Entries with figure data
· · · ·
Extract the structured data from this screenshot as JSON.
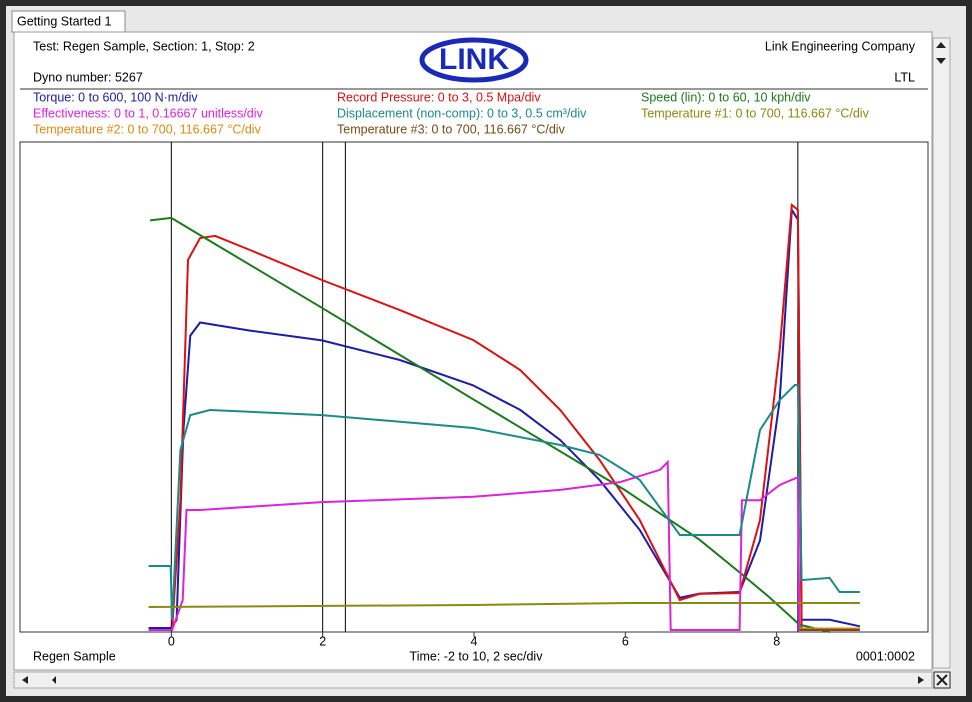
{
  "window": {
    "tab": "Getting Started 1"
  },
  "header": {
    "test": "Test: Regen Sample, Section: 1, Stop: 2",
    "dyno": "Dyno number: 5267",
    "logo": "LINK",
    "company": "Link Engineering Company",
    "code": "LTL"
  },
  "footer": {
    "sample": "Regen Sample",
    "time": "Time: -2 to 10, 2 sec/div",
    "counter": "0001:0002"
  },
  "chart_data": {
    "type": "line",
    "xlim": [
      -2,
      10
    ],
    "xticks": [
      0,
      2,
      4,
      6,
      8
    ],
    "cursors": [
      0,
      2,
      2.3,
      8.28
    ],
    "series": [
      {
        "name": "Torque: 0 to 600, 100 N·m/div",
        "color": "#1c1ca8",
        "ylim": [
          0,
          600
        ],
        "x": [
          -0.3,
          -0.01,
          0.07,
          0.16,
          0.25,
          0.38,
          1.04,
          1.99,
          3.02,
          3.99,
          4.61,
          5.14,
          5.66,
          6.19,
          6.72,
          6.98,
          7.51,
          7.78,
          8.04,
          8.2,
          8.28,
          8.33,
          8.7,
          9.1
        ],
        "values": [
          4.9,
          4.9,
          14.7,
          247,
          363,
          379,
          369,
          357,
          333,
          302,
          272,
          235,
          186,
          125,
          42,
          47,
          49,
          112,
          284,
          517,
          505,
          15,
          15,
          7
        ]
      },
      {
        "name": "Record Pressure: 0 to 3, 0.5 Mpa/div",
        "color": "#dd1111",
        "ylim": [
          0,
          3
        ],
        "x": [
          -0.3,
          0.01,
          0.12,
          0.22,
          0.38,
          0.58,
          1.04,
          1.99,
          3.02,
          3.99,
          4.61,
          5.14,
          5.66,
          6.19,
          6.72,
          6.98,
          7.51,
          7.78,
          8.04,
          8.2,
          8.28,
          8.33,
          9.1
        ],
        "values": [
          0.012,
          0.012,
          0.808,
          2.278,
          2.412,
          2.425,
          2.339,
          2.155,
          1.971,
          1.788,
          1.604,
          1.359,
          1.053,
          0.686,
          0.196,
          0.233,
          0.239,
          0.686,
          1.727,
          2.614,
          2.584,
          0.012,
          0.012
        ]
      },
      {
        "name": "Speed (lin): 0 to 60, 10 kph/div",
        "color": "#1a7a1a",
        "ylim": [
          0,
          60
        ],
        "x": [
          -0.28,
          0,
          0.38,
          1.99,
          3.99,
          5.99,
          6.98,
          7.51,
          7.91,
          8.3,
          8.7
        ],
        "values": [
          50.4,
          50.7,
          48.6,
          39.7,
          28.5,
          17.4,
          11.3,
          7.3,
          4.2,
          0.9,
          0
        ]
      },
      {
        "name": "Effectiveness: 0 to 1, 0.16667 unitless/div",
        "color": "#dd22dd",
        "ylim": [
          0,
          1
        ],
        "x": [
          -0.3,
          0.01,
          0.15,
          0.2,
          0.38,
          1.99,
          3.99,
          5.14,
          5.93,
          6.46,
          6.56,
          6.6,
          7.51,
          7.54,
          7.78,
          8.04,
          8.28,
          8.3,
          9.1
        ],
        "values": [
          0.004,
          0.004,
          0.065,
          0.249,
          0.249,
          0.265,
          0.276,
          0.29,
          0.306,
          0.331,
          0.347,
          0.004,
          0.004,
          0.269,
          0.269,
          0.3,
          0.316,
          0.004,
          0.004
        ]
      },
      {
        "name": "Displacement (non-comp): 0 to 3, 0.5 cm³/div",
        "color": "#1a8a8a",
        "ylim": [
          0,
          3
        ],
        "x": [
          -0.3,
          -0.01,
          0.01,
          0.12,
          0.25,
          0.51,
          1.99,
          3.99,
          5.14,
          5.66,
          6.19,
          6.72,
          7.51,
          7.78,
          8.04,
          8.24,
          8.28,
          8.33,
          8.7,
          8.83,
          9.1
        ],
        "values": [
          0.404,
          0.404,
          0.073,
          1.114,
          1.328,
          1.359,
          1.328,
          1.249,
          1.145,
          1.084,
          0.931,
          0.594,
          0.594,
          1.237,
          1.42,
          1.512,
          1.512,
          0.318,
          0.331,
          0.245,
          0.245
        ]
      },
      {
        "name": "Temperature #1: 0 to 700, 116.667 °C/div",
        "color": "#8a8a10",
        "ylim": [
          0,
          700
        ],
        "x": [
          -0.3,
          3.99,
          6.07,
          9.1
        ],
        "values": [
          35.7,
          38.6,
          41.4,
          41.4
        ]
      },
      {
        "name": "Temperature #2: 0 to 700, 116.667 °C/div",
        "color": "#e08a10",
        "ylim": [
          0,
          700
        ],
        "x": [
          8.3,
          9.1
        ],
        "values": [
          5,
          5
        ]
      },
      {
        "name": "Temperature #3: 0 to 700, 116.667 °C/div",
        "color": "#7a4a10",
        "ylim": [
          0,
          700
        ],
        "x": [
          8.3,
          9.1
        ],
        "values": [
          3,
          3
        ]
      }
    ]
  }
}
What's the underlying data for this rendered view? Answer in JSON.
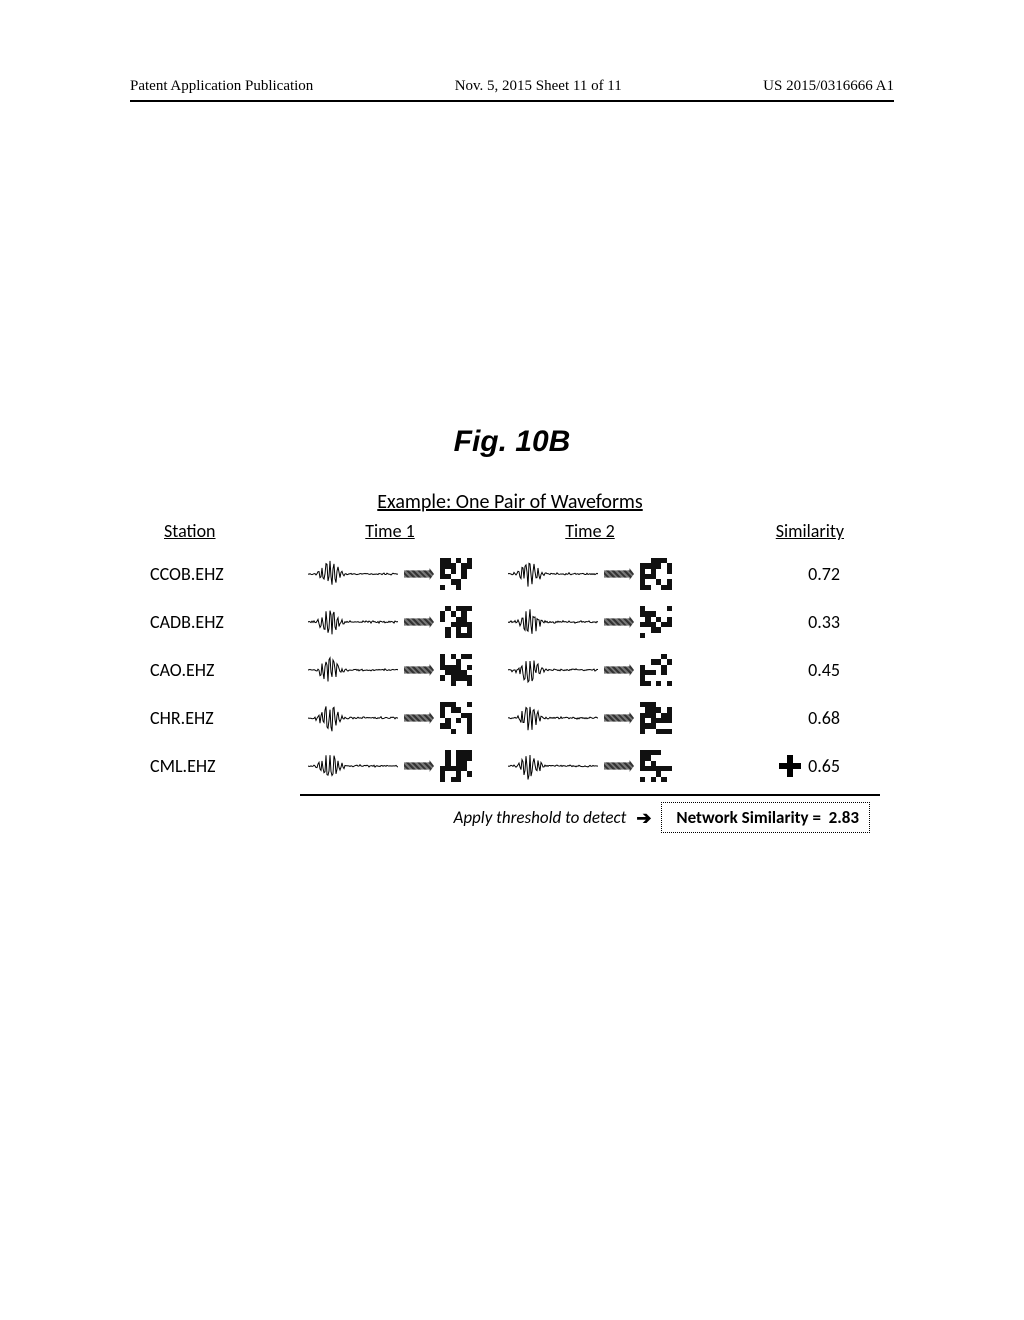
{
  "header": {
    "left": "Patent Application Publication",
    "center": "Nov. 5, 2015   Sheet 11 of 11",
    "right": "US 2015/0316666 A1"
  },
  "figure_label": "Fig. 10B",
  "example_title": "Example: One Pair of Waveforms",
  "columns": {
    "station": "Station",
    "time1": "Time 1",
    "time2": "Time 2",
    "similarity": "Similarity"
  },
  "rows": [
    {
      "station": "CCOB.EHZ",
      "similarity": "0.72",
      "has_plus": false,
      "seed1": 11,
      "seed2": 37,
      "fp1": 5,
      "fp2": 19
    },
    {
      "station": "CADB.EHZ",
      "similarity": "0.33",
      "has_plus": false,
      "seed1": 23,
      "seed2": 41,
      "fp1": 8,
      "fp2": 22
    },
    {
      "station": "CAO.EHZ",
      "similarity": "0.45",
      "has_plus": false,
      "seed1": 7,
      "seed2": 53,
      "fp1": 3,
      "fp2": 27
    },
    {
      "station": "CHR.EHZ",
      "similarity": "0.68",
      "has_plus": false,
      "seed1": 31,
      "seed2": 59,
      "fp1": 14,
      "fp2": 31
    },
    {
      "station": "CML.EHZ",
      "similarity": "0.65",
      "has_plus": true,
      "seed1": 17,
      "seed2": 47,
      "fp1": 9,
      "fp2": 25
    }
  ],
  "footer": {
    "apply_text": "Apply threshold to detect",
    "arrow": "➔",
    "net_sim_label": "Network Similarity   =",
    "net_sim_value": "2.83"
  },
  "colors": {
    "text": "#000000",
    "background": "#ffffff",
    "rule": "#000000"
  }
}
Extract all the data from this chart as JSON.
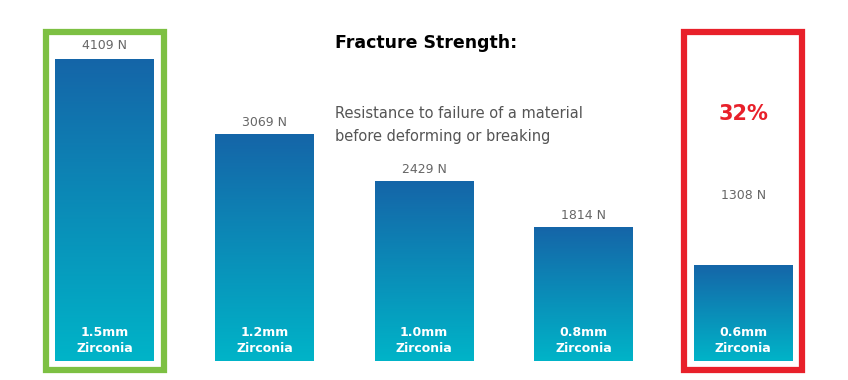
{
  "categories": [
    "1.5mm\nZirconia",
    "1.2mm\nZirconia",
    "1.0mm\nZirconia",
    "0.8mm\nZirconia",
    "0.6mm\nZirconia"
  ],
  "values": [
    4109,
    3069,
    2429,
    1814,
    1308
  ],
  "value_labels": [
    "4109 N",
    "3069 N",
    "2429 N",
    "1814 N",
    "1308 N"
  ],
  "bar_color_top": "#1565a8",
  "bar_color_bottom": "#00b4c8",
  "bar_width": 0.62,
  "title_bold": "Fracture Strength:",
  "title_sub": "Resistance to failure of a material\nbefore deforming or breaking",
  "highlight_color_first": "#7dc043",
  "highlight_color_last": "#e8202a",
  "highlight_pct_text": "32%",
  "highlight_pct_color": "#e8202a",
  "ylim_max": 4800,
  "background_color": "#ffffff",
  "label_color_outside": "#666666",
  "label_color_inside": "#ffffff"
}
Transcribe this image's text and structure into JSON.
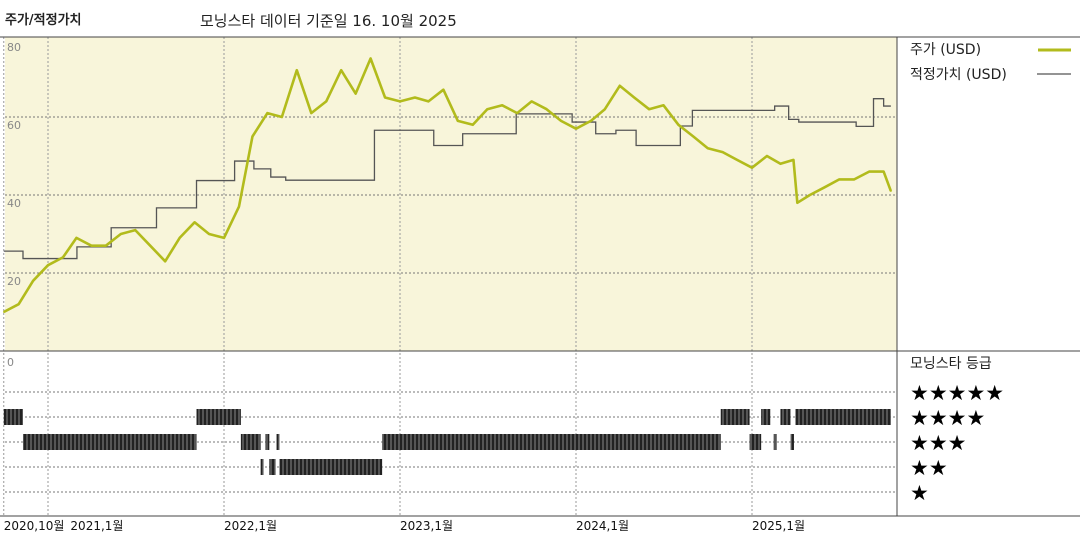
{
  "header": {
    "title": "주가/적정가치",
    "subtitle": "모닝스타 데이터 기준일 16. 10월 2025"
  },
  "colors": {
    "plot_background": "#f8f5da",
    "price": "#b2bb1c",
    "fair_value": "#555555",
    "rating_bar": "#333333"
  },
  "chart_data": [
    {
      "type": "line",
      "title": "주가/적정가치",
      "ylim": [
        0,
        80
      ],
      "yticks": [
        20,
        40,
        60,
        80
      ],
      "grid": true,
      "legend": "right",
      "xticks": [
        {
          "date": "2020-10-01",
          "label": "2020,10월"
        },
        {
          "date": "2021-01-01",
          "label": "2021,1월"
        },
        {
          "date": "2022-01-01",
          "label": "2022,1월"
        },
        {
          "date": "2023-01-01",
          "label": "2023,1월"
        },
        {
          "date": "2024-01-01",
          "label": "2024,1월"
        },
        {
          "date": "2025-01-01",
          "label": "2025,1월"
        }
      ],
      "series": [
        {
          "name": "주가 (USD)",
          "style": "line",
          "points": [
            [
              "2020-10-01",
              10
            ],
            [
              "2020-11-01",
              12
            ],
            [
              "2020-12-01",
              18
            ],
            [
              "2021-01-01",
              22
            ],
            [
              "2021-02-01",
              24
            ],
            [
              "2021-03-01",
              29
            ],
            [
              "2021-04-01",
              27
            ],
            [
              "2021-05-01",
              27
            ],
            [
              "2021-06-01",
              30
            ],
            [
              "2021-07-01",
              31
            ],
            [
              "2021-08-01",
              27
            ],
            [
              "2021-09-01",
              23
            ],
            [
              "2021-10-01",
              29
            ],
            [
              "2021-11-01",
              33
            ],
            [
              "2021-12-01",
              30
            ],
            [
              "2022-01-01",
              29
            ],
            [
              "2022-02-01",
              37
            ],
            [
              "2022-03-01",
              55
            ],
            [
              "2022-04-01",
              61
            ],
            [
              "2022-05-01",
              60
            ],
            [
              "2022-06-01",
              72
            ],
            [
              "2022-07-01",
              61
            ],
            [
              "2022-08-01",
              64
            ],
            [
              "2022-09-01",
              72
            ],
            [
              "2022-10-01",
              66
            ],
            [
              "2022-11-01",
              75
            ],
            [
              "2022-12-01",
              65
            ],
            [
              "2023-01-01",
              64
            ],
            [
              "2023-02-01",
              65
            ],
            [
              "2023-03-01",
              64
            ],
            [
              "2023-04-01",
              67
            ],
            [
              "2023-05-01",
              59
            ],
            [
              "2023-06-01",
              58
            ],
            [
              "2023-07-01",
              62
            ],
            [
              "2023-08-01",
              63
            ],
            [
              "2023-09-01",
              61
            ],
            [
              "2023-10-01",
              64
            ],
            [
              "2023-11-01",
              62
            ],
            [
              "2023-12-01",
              59
            ],
            [
              "2024-01-01",
              57
            ],
            [
              "2024-02-01",
              59
            ],
            [
              "2024-03-01",
              62
            ],
            [
              "2024-04-01",
              68
            ],
            [
              "2024-05-01",
              65
            ],
            [
              "2024-06-01",
              62
            ],
            [
              "2024-07-01",
              63
            ],
            [
              "2024-08-01",
              58
            ],
            [
              "2024-09-01",
              55
            ],
            [
              "2024-10-01",
              52
            ],
            [
              "2024-11-01",
              51
            ],
            [
              "2024-12-01",
              49
            ],
            [
              "2025-01-01",
              47
            ],
            [
              "2025-02-01",
              50
            ],
            [
              "2025-03-01",
              48
            ],
            [
              "2025-03-28",
              49
            ],
            [
              "2025-04-05",
              38
            ],
            [
              "2025-05-01",
              40
            ],
            [
              "2025-06-01",
              42
            ],
            [
              "2025-07-01",
              44
            ],
            [
              "2025-08-01",
              44
            ],
            [
              "2025-09-01",
              46
            ],
            [
              "2025-10-01",
              46
            ],
            [
              "2025-10-16",
              41
            ]
          ]
        },
        {
          "name": "적정가치 (USD)",
          "style": "step",
          "points": [
            [
              "2020-10-01",
              25.6
            ],
            [
              "2020-11-10",
              23.7
            ],
            [
              "2021-03-02",
              26.7
            ],
            [
              "2021-05-12",
              31.6
            ],
            [
              "2021-08-14",
              36.7
            ],
            [
              "2021-11-05",
              43.7
            ],
            [
              "2022-01-23",
              48.7
            ],
            [
              "2022-03-04",
              46.7
            ],
            [
              "2022-04-08",
              44.6
            ],
            [
              "2022-05-09",
              43.8
            ],
            [
              "2022-11-09",
              56.6
            ],
            [
              "2023-03-12",
              52.7
            ],
            [
              "2023-05-11",
              55.7
            ],
            [
              "2023-08-30",
              60.8
            ],
            [
              "2023-12-24",
              58.7
            ],
            [
              "2024-02-11",
              55.7
            ],
            [
              "2024-03-24",
              56.6
            ],
            [
              "2024-05-05",
              52.7
            ],
            [
              "2024-08-05",
              57.7
            ],
            [
              "2024-08-30",
              61.7
            ],
            [
              "2025-02-17",
              62.8
            ],
            [
              "2025-03-18",
              59.4
            ],
            [
              "2025-04-08",
              58.7
            ],
            [
              "2025-08-05",
              57.6
            ],
            [
              "2025-09-10",
              64.7
            ],
            [
              "2025-10-01",
              62.8
            ],
            [
              "2025-10-16",
              62.8
            ]
          ]
        }
      ]
    },
    {
      "type": "timeline",
      "title": "모닝스타 등급",
      "ylabel_min": "0",
      "levels": [
        "★★★★★",
        "★★★★",
        "★★★",
        "★★",
        "★"
      ],
      "periods": [
        {
          "stars": 4,
          "start": "2020-10-01",
          "end": "2020-11-10"
        },
        {
          "stars": 3,
          "start": "2020-11-10",
          "end": "2021-11-05"
        },
        {
          "stars": 4,
          "start": "2021-11-05",
          "end": "2022-02-05"
        },
        {
          "stars": 3,
          "start": "2022-02-05",
          "end": "2022-03-18"
        },
        {
          "stars": 2,
          "start": "2022-03-18",
          "end": "2022-03-24"
        },
        {
          "stars": 3,
          "start": "2022-03-28",
          "end": "2022-04-05"
        },
        {
          "stars": 2,
          "start": "2022-04-05",
          "end": "2022-04-18"
        },
        {
          "stars": 3,
          "start": "2022-04-20",
          "end": "2022-04-26"
        },
        {
          "stars": 2,
          "start": "2022-04-26",
          "end": "2022-11-25"
        },
        {
          "stars": 3,
          "start": "2022-11-25",
          "end": "2024-10-28"
        },
        {
          "stars": 4,
          "start": "2024-10-28",
          "end": "2024-12-27"
        },
        {
          "stars": 3,
          "start": "2024-12-27",
          "end": "2025-01-20"
        },
        {
          "stars": 4,
          "start": "2025-01-20",
          "end": "2025-02-08"
        },
        {
          "stars": 3,
          "start": "2025-02-15",
          "end": "2025-02-21"
        },
        {
          "stars": 4,
          "start": "2025-03-01",
          "end": "2025-03-22"
        },
        {
          "stars": 3,
          "start": "2025-03-22",
          "end": "2025-03-29"
        },
        {
          "stars": 4,
          "start": "2025-04-01",
          "end": "2025-10-16"
        }
      ]
    }
  ]
}
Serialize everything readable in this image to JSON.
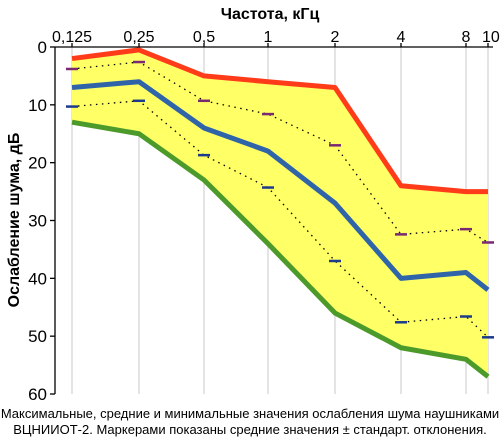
· · · ·
Determine how many lines contain the word "right" and reply with that number alone.

2